Stored data
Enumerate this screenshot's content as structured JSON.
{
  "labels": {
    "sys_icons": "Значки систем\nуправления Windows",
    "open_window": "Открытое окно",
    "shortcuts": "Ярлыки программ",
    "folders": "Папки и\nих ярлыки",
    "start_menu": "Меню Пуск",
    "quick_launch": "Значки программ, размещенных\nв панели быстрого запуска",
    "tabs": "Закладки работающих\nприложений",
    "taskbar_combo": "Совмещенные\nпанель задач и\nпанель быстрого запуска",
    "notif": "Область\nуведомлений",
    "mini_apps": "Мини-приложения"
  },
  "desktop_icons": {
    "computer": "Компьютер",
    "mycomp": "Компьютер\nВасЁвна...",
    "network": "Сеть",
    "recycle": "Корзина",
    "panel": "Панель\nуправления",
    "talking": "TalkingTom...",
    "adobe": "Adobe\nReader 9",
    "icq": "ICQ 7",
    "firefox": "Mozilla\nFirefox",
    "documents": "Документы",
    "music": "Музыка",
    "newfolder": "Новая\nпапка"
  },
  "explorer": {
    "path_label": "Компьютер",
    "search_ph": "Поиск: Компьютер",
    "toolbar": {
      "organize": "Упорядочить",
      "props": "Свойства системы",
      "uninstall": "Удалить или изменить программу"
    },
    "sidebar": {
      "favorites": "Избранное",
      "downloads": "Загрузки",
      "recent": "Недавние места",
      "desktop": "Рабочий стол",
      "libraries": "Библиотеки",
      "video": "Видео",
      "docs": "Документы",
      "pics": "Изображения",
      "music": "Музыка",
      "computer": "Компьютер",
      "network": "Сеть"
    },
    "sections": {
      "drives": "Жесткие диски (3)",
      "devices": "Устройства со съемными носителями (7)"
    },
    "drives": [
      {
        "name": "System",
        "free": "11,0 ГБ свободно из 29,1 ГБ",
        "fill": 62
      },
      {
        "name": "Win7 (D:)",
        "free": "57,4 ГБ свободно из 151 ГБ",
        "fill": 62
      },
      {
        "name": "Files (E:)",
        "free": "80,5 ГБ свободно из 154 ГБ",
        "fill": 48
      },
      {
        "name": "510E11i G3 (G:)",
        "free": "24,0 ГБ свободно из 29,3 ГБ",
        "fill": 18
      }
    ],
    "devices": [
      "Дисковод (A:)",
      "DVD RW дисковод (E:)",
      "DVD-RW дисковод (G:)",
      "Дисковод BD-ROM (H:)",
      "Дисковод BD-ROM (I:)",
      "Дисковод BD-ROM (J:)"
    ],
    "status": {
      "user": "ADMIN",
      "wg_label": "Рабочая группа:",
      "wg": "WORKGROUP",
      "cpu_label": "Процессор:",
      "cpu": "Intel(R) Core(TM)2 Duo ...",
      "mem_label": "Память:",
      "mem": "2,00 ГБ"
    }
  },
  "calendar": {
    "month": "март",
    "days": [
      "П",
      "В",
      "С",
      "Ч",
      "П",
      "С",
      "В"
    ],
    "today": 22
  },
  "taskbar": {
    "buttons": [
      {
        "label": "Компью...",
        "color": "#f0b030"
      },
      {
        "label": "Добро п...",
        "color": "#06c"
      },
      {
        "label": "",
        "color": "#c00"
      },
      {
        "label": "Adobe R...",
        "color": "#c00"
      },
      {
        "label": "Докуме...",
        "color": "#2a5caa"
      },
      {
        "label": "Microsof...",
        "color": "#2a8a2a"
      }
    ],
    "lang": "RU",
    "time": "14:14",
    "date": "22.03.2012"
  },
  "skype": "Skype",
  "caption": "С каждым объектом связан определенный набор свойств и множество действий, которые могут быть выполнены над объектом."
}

# Exercise prompt:
Your task is to repeat the data exactly; please include every line.

# Exercise response:
Enumerate this screenshot's content as structured JSON.
{
  "labels": {
    "sys_icons": "Значки систем\nуправления Windows",
    "open_window": "Открытое окно",
    "shortcuts": "Ярлыки программ",
    "folders": "Папки и\nих ярлыки",
    "start_menu": "Меню Пуск",
    "quick_launch": "Значки программ, размещенных\nв панели быстрого запуска",
    "tabs": "Закладки работающих\nприложений",
    "taskbar_combo": "Совмещенные\nпанель задач и\nпанель быстрого запуска",
    "notif": "Область\nуведомлений",
    "mini_apps": "Мини-приложения"
  },
  "desktop_icons": {
    "computer": "Компьютер",
    "mycomp": "Компьютер\nВасЁвна...",
    "network": "Сеть",
    "recycle": "Корзина",
    "panel": "Панель\nуправления",
    "talking": "TalkingTom...",
    "adobe": "Adobe\nReader 9",
    "icq": "ICQ 7",
    "firefox": "Mozilla\nFirefox",
    "documents": "Документы",
    "music": "Музыка",
    "newfolder": "Новая\nпапка"
  },
  "explorer": {
    "path_label": "Компьютер",
    "search_ph": "Поиск: Компьютер",
    "toolbar": {
      "organize": "Упорядочить",
      "props": "Свойства системы",
      "uninstall": "Удалить или изменить программу"
    },
    "sidebar": {
      "favorites": "Избранное",
      "downloads": "Загрузки",
      "recent": "Недавние места",
      "desktop": "Рабочий стол",
      "libraries": "Библиотеки",
      "video": "Видео",
      "docs": "Документы",
      "pics": "Изображения",
      "music": "Музыка",
      "computer": "Компьютер",
      "network": "Сеть"
    },
    "sections": {
      "drives": "Жесткие диски (3)",
      "devices": "Устройства со съемными носителями (7)"
    },
    "drives": [
      {
        "name": "System",
        "free": "11,0 ГБ свободно из 29,1 ГБ",
        "fill": 62
      },
      {
        "name": "Win7 (D:)",
        "free": "57,4 ГБ свободно из 151 ГБ",
        "fill": 62
      },
      {
        "name": "Files (E:)",
        "free": "80,5 ГБ свободно из 154 ГБ",
        "fill": 48
      },
      {
        "name": "510E11i G3 (G:)",
        "free": "24,0 ГБ свободно из 29,3 ГБ",
        "fill": 18
      }
    ],
    "devices": [
      "Дисковод (A:)",
      "DVD RW дисковод (E:)",
      "DVD-RW дисковод (G:)",
      "Дисковод BD-ROM (H:)",
      "Дисковод BD-ROM (I:)",
      "Дисковод BD-ROM (J:)"
    ],
    "status": {
      "user": "ADMIN",
      "wg_label": "Рабочая группа:",
      "wg": "WORKGROUP",
      "cpu_label": "Процессор:",
      "cpu": "Intel(R) Core(TM)2 Duo ...",
      "mem_label": "Память:",
      "mem": "2,00 ГБ"
    }
  },
  "calendar": {
    "month": "март",
    "days": [
      "П",
      "В",
      "С",
      "Ч",
      "П",
      "С",
      "В"
    ],
    "today": 22
  },
  "taskbar": {
    "buttons": [
      {
        "label": "Компью...",
        "color": "#f0b030"
      },
      {
        "label": "Добро п...",
        "color": "#06c"
      },
      {
        "label": "",
        "color": "#c00"
      },
      {
        "label": "Adobe R...",
        "color": "#c00"
      },
      {
        "label": "Докуме...",
        "color": "#2a5caa"
      },
      {
        "label": "Microsof...",
        "color": "#2a8a2a"
      }
    ],
    "lang": "RU",
    "time": "14:14",
    "date": "22.03.2012"
  },
  "skype": "Skype",
  "caption": "С каждым объектом связан определенный набор свойств и множество действий, которые могут быть выполнены над объектом."
}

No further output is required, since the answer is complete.